Data entries
— start —

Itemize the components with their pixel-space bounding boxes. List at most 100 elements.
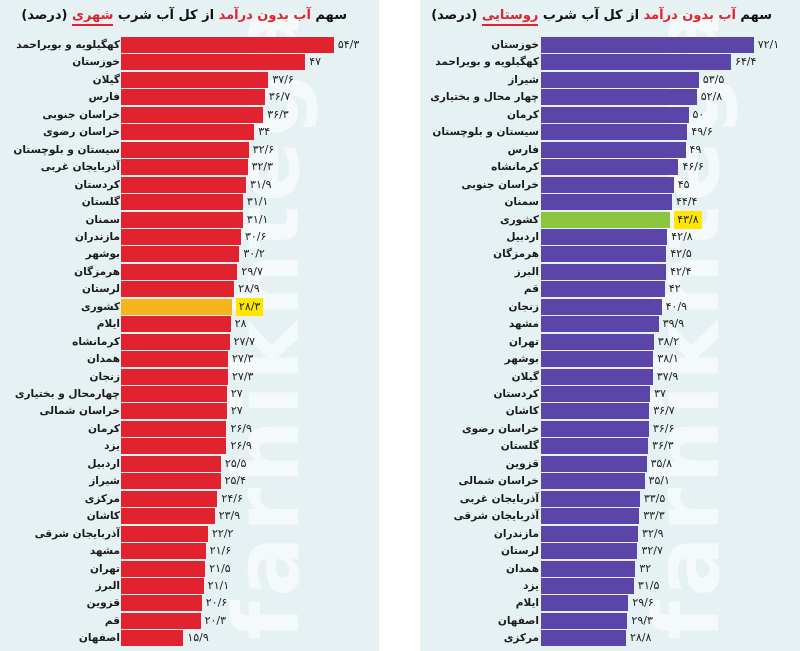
- bar: [121, 281, 235, 298]
- bar: [541, 473, 645, 490]
- bar-row: آذربایجان شرقی ۳۳/۳: [420, 507, 800, 525]
- bar: [541, 37, 754, 53]
- value-label: ۴۶/۶: [682, 160, 704, 174]
- value-label: ۴۷: [309, 55, 322, 69]
- category-label: کردستان: [493, 388, 539, 400]
- bar: [541, 316, 659, 333]
- value-label: ۳۴: [258, 125, 271, 139]
- value-label: ۲۸/۳: [235, 297, 264, 316]
- bar-row: خوزستان ۴۷: [0, 53, 379, 71]
- value-label: ۳۷/۶: [272, 72, 294, 86]
- category-label: اردبیل: [506, 230, 539, 243]
- bar-row: سمنان ۳۱/۱: [0, 211, 379, 229]
- title-underlined: روستایی: [481, 8, 539, 26]
- bar: [541, 351, 654, 368]
- urban-chart-panel: farhikhtegan سهم آب بدون درآمد از کل آب …: [0, 0, 379, 651]
- value-label: ۲۸/۸: [629, 631, 652, 645]
- value-label: ۴۹/۶: [691, 125, 713, 139]
- category-label: فارس: [507, 143, 539, 156]
- bar-row: اصفهان ۲۹/۳: [420, 612, 800, 630]
- title-part: از کل آب شرب: [538, 8, 644, 23]
- category-label: بوشهر: [85, 248, 120, 261]
- title-part: سهم: [735, 8, 772, 23]
- bar-row: فارس ۳۶/۷: [0, 88, 379, 106]
- title-part: سهم: [310, 8, 347, 23]
- bar: [121, 106, 264, 123]
- bar-row: گیلان ۳۷/۶: [0, 71, 379, 89]
- bar-row: گیلان ۳۷/۹: [420, 368, 800, 386]
- bar-row: کاشان ۳۶/۷: [420, 402, 800, 420]
- bar-row: زنجان ۲۷/۳: [0, 368, 379, 386]
- category-label: کرمانشاه: [491, 161, 539, 174]
- value-label: ۳۶/۶: [652, 421, 675, 435]
- bar: [541, 420, 649, 437]
- bar-row: البرز ۴۲/۴: [420, 263, 800, 281]
- bar: [541, 525, 639, 542]
- value-label: ۲۵/۵: [224, 456, 247, 470]
- bar: [541, 89, 697, 106]
- value-label: ۲۵/۴: [224, 474, 246, 488]
- bar-row: خراسان شمالی ۲۷: [0, 402, 379, 420]
- category-label: گلستان: [81, 196, 120, 209]
- category-label: یزد: [104, 440, 120, 453]
- bar: [121, 577, 204, 594]
- value-label: ۲۹/۶: [632, 596, 654, 610]
- bar: [121, 141, 249, 158]
- bar-row: سیستان و بلوچستان ۳۲/۶: [0, 141, 379, 159]
- category-label: زنجان: [89, 370, 120, 383]
- bar-row: کردستان ۳۱/۹: [0, 176, 379, 194]
- category-label: کرمانشاه: [72, 335, 120, 348]
- bar: [121, 473, 221, 490]
- bar: [121, 525, 209, 542]
- bar: [121, 455, 221, 472]
- value-label: ۳۰/۲: [243, 247, 265, 261]
- category-label: فارس: [88, 91, 120, 104]
- value-label: ۲۸: [234, 317, 247, 331]
- bar-row: مشهد ۳۹/۹: [420, 315, 800, 333]
- category-label: خراسان رضوی: [43, 126, 120, 139]
- value-label: ۳۲/۷: [641, 544, 663, 558]
- bar-row: بوشهر ۳۸/۱: [420, 350, 800, 368]
- value-label: ۴۴/۴: [675, 195, 698, 209]
- category-label: ایلام: [96, 318, 120, 331]
- bar-row: آذربایجان غربی ۳۳/۵: [420, 490, 800, 508]
- value-label: ۲۸/۹: [238, 282, 260, 296]
- category-label: همدان: [506, 562, 539, 575]
- rural-chart-title: سهم آب بدون درآمد از کل آب شرب روستایی (…: [431, 8, 772, 26]
- value-label: ۲۷: [230, 404, 243, 418]
- value-label: ۴۰/۹: [665, 299, 688, 313]
- value-label: ۳۲/۹: [642, 526, 664, 540]
- category-label: خوزستان: [491, 39, 539, 51]
- value-label: ۴۳/۸: [674, 210, 702, 229]
- category-label: هرمزگان: [74, 265, 120, 278]
- category-label: کشوری: [499, 213, 539, 226]
- bar: [121, 543, 206, 560]
- bar-row: خراسان جنوبی ۴۵: [420, 176, 800, 194]
- bar: [121, 403, 227, 420]
- category-label: کرمان: [87, 422, 120, 435]
- bar-row: یزد ۲۶/۹: [0, 437, 379, 455]
- bar-row: خراسان شمالی ۳۵/۱: [420, 472, 800, 490]
- bar-row: کشوری ۴۳/۸: [420, 210, 800, 229]
- value-label: ۲۱/۵: [209, 561, 231, 575]
- bar: [121, 612, 201, 629]
- value-label: ۳۲: [639, 561, 652, 575]
- bar: [121, 420, 227, 437]
- category-label: آذربایجان شرقی: [34, 527, 120, 540]
- value-label: ۳۰/۶: [244, 229, 267, 243]
- bar: [541, 508, 640, 525]
- bar-row: کشوری ۲۸/۳: [0, 297, 379, 316]
- bar: [121, 89, 265, 106]
- bar-row: آذربایجان غربی ۳۲/۳: [0, 158, 379, 176]
- bar-row: خوزستان ۷۲/۱: [420, 36, 800, 54]
- bar-row: هرمزگان ۴۲/۵: [420, 245, 800, 263]
- value-label: ۳۱/۹: [250, 177, 272, 191]
- category-label: چهار محال و بختیاری: [430, 91, 539, 104]
- bar: [541, 71, 699, 88]
- value-label: ۴۹: [689, 142, 702, 156]
- category-label: کهگیلویه و بویراحمد: [435, 56, 539, 69]
- bar-row: قم ۲۰/۳: [0, 612, 379, 630]
- bar: [541, 246, 667, 263]
- bar: [541, 403, 650, 420]
- bar-row: قم ۴۲: [420, 280, 800, 298]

— end —

Put the entries above into a numbered list, from the line containing "- bar: [121, 281, 235, 298]" through the line containing "- bar-row: گیلان ۳۷/۶: [0, 71, 379, 89]", omitting any blank lines.

1. - bar: [121, 281, 235, 298]
2. - bar: [541, 473, 645, 490]
3. - bar-row: آذربایجان شرقی ۳۳/۳: [420, 507, 800, 525]
4. - bar: [541, 37, 754, 53]
5. - value-label: ۴۶/۶: [682, 160, 704, 174]
6. - value-label: ۴۷: [309, 55, 322, 69]
7. - category-label: کردستان: [493, 388, 539, 400]
8. - bar: [541, 316, 659, 333]
9. - value-label: ۳۴: [258, 125, 271, 139]
10. - value-label: ۲۸/۳: [235, 297, 264, 316]
11. - bar-row: خوزستان ۴۷: [0, 53, 379, 71]
12. - value-label: ۳۷/۶: [272, 72, 294, 86]
13. - category-label: اردبیل: [506, 230, 539, 243]
14. - bar-row: سمنان ۳۱/۱: [0, 211, 379, 229]
15. - title-underlined: روستایی: [481, 8, 539, 26]
16. - bar: [541, 351, 654, 368]
17. - urban-chart-panel: farhikhtegan سهم آب بدون درآمد از کل آب …: [0, 0, 379, 651]
18. - value-label: ۲۸/۸: [629, 631, 652, 645]
19. - value-label: ۴۹/۶: [691, 125, 713, 139]
20. - category-label: فارس: [507, 143, 539, 156]
21. - bar-row: اصفهان ۲۹/۳: [420, 612, 800, 630]
22. - title-part: از کل آب شرب: [538, 8, 644, 23]
23. - category-label: بوشهر: [85, 248, 120, 261]
24. - title-part: سهم: [735, 8, 772, 23]
25. - bar-row: فارس ۳۶/۷: [0, 88, 379, 106]
26. - title-part: سهم: [310, 8, 347, 23]
27. - bar: [121, 106, 264, 123]
28. - bar-row: گیلان ۳۷/۶: [0, 71, 379, 89]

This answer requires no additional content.